Your instructions: Print all the data, keeping every line exactly as it is.

+ + + +

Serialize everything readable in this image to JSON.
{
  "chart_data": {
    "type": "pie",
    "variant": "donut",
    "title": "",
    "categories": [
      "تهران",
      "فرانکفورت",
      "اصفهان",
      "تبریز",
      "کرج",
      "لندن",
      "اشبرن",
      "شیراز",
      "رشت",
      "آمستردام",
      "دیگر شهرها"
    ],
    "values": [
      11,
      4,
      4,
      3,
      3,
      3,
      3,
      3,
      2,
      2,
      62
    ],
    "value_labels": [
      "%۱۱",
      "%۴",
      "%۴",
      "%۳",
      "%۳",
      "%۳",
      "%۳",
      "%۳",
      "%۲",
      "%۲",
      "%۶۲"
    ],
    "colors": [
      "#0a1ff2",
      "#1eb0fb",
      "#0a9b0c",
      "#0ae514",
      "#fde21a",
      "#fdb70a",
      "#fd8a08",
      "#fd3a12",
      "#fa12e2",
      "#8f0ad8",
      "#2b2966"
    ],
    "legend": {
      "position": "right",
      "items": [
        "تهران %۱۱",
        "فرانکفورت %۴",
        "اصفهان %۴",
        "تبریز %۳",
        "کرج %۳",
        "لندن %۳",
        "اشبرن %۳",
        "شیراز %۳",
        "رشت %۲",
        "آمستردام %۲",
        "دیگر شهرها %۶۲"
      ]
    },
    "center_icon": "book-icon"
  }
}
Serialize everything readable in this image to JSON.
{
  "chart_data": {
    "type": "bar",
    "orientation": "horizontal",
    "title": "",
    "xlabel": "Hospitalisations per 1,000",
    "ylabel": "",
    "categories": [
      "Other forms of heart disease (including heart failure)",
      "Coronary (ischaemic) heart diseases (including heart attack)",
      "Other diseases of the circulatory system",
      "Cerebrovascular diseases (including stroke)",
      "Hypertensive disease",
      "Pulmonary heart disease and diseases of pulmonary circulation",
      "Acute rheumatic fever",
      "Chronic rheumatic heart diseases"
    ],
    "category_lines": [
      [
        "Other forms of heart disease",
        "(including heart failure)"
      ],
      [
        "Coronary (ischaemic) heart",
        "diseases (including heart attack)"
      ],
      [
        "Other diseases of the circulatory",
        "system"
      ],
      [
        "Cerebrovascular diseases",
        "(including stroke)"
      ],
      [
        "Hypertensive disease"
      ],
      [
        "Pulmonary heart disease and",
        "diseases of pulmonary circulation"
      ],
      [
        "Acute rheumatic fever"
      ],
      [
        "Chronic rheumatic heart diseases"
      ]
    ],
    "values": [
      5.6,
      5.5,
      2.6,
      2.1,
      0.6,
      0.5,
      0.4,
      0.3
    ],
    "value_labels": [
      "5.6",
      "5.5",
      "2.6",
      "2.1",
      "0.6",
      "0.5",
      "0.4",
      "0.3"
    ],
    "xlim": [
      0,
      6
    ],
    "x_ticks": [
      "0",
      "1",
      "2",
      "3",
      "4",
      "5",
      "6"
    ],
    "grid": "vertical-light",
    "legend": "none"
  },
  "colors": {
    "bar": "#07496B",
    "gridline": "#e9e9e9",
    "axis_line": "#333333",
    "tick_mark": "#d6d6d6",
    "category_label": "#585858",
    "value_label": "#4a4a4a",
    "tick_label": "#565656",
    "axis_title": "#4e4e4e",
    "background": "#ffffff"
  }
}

+ + + +

Solution:
Serialize everything readable in this image to JSON.
{
  "chart_data": {
    "type": "pie",
    "variant": "donut",
    "title": "",
    "categories": [
      "تهران",
      "فرانکفورت",
      "اصفهان",
      "تبریز",
      "کرج",
      "لندن",
      "اشبرن",
      "شیراز",
      "رشت",
      "آمستردام",
      "دیگر شهرها"
    ],
    "values": [
      11,
      4,
      4,
      3,
      3,
      3,
      3,
      3,
      2,
      2,
      62
    ],
    "value_labels": [
      "%۱۱",
      "%۴",
      "%۴",
      "%۳",
      "%۳",
      "%۳",
      "%۳",
      "%۳",
      "%۲",
      "%۲",
      "%۶۲"
    ],
    "colors": [
      "#0a1ff2",
      "#1eb0fb",
      "#0a9b0c",
      "#0ae514",
      "#fde21a",
      "#fdb70a",
      "#fd8a08",
      "#fd3a12",
      "#fa12e2",
      "#8f0ad8",
      "#2b2966"
    ],
    "legend": {
      "position": "right",
      "items": [
        "تهران %۱۱",
        "فرانکفورت %۴",
        "اصفهان %۴",
        "تبریز %۳",
        "کرج %۳",
        "لندن %۳",
        "اشبرن %۳",
        "شیراز %۳",
        "رشت %۲",
        "آمستردام %۲",
        "دیگر شهرها %۶۲"
      ]
    },
    "center_icon": "book-icon"
  }
}
Serialize everything readable in this image to JSON.
{
  "chart_data": {
    "type": "bar",
    "orientation": "horizontal",
    "title": "",
    "xlabel": "Hospitalisations per 1,000",
    "ylabel": "",
    "categories": [
      "Other forms of heart disease (including heart failure)",
      "Coronary (ischaemic) heart diseases (including heart attack)",
      "Other diseases of the circulatory system",
      "Cerebrovascular diseases (including stroke)",
      "Hypertensive disease",
      "Pulmonary heart disease and diseases of pulmonary circulation",
      "Acute rheumatic fever",
      "Chronic rheumatic heart diseases"
    ],
    "category_lines": [
      [
        "Other forms of heart disease",
        "(including heart failure)"
      ],
      [
        "Coronary (ischaemic) heart",
        "diseases (including heart attack)"
      ],
      [
        "Other diseases of the circulatory",
        "system"
      ],
      [
        "Cerebrovascular diseases",
        "(including stroke)"
      ],
      [
        "Hypertensive disease"
      ],
      [
        "Pulmonary heart disease and",
        "diseases of pulmonary circulation"
      ],
      [
        "Acute rheumatic fever"
      ],
      [
        "Chronic rheumatic heart diseases"
      ]
    ],
    "values": [
      5.6,
      5.5,
      2.6,
      2.1,
      0.6,
      0.5,
      0.4,
      0.3
    ],
    "value_labels": [
      "5.6",
      "5.5",
      "2.6",
      "2.1",
      "0.6",
      "0.5",
      "0.4",
      "0.3"
    ],
    "xlim": [
      0,
      6
    ],
    "x_ticks": [
      "0",
      "1",
      "2",
      "3",
      "4",
      "5",
      "6"
    ],
    "grid": "vertical-light",
    "legend": "none"
  },
  "colors": {
    "bar": "#07496B",
    "gridline": "#e9e9e9",
    "axis_line": "#333333",
    "tick_mark": "#d6d6d6",
    "category_label": "#585858",
    "value_label": "#4a4a4a",
    "tick_label": "#565656",
    "axis_title": "#4e4e4e",
    "background": "#ffffff"
  }
}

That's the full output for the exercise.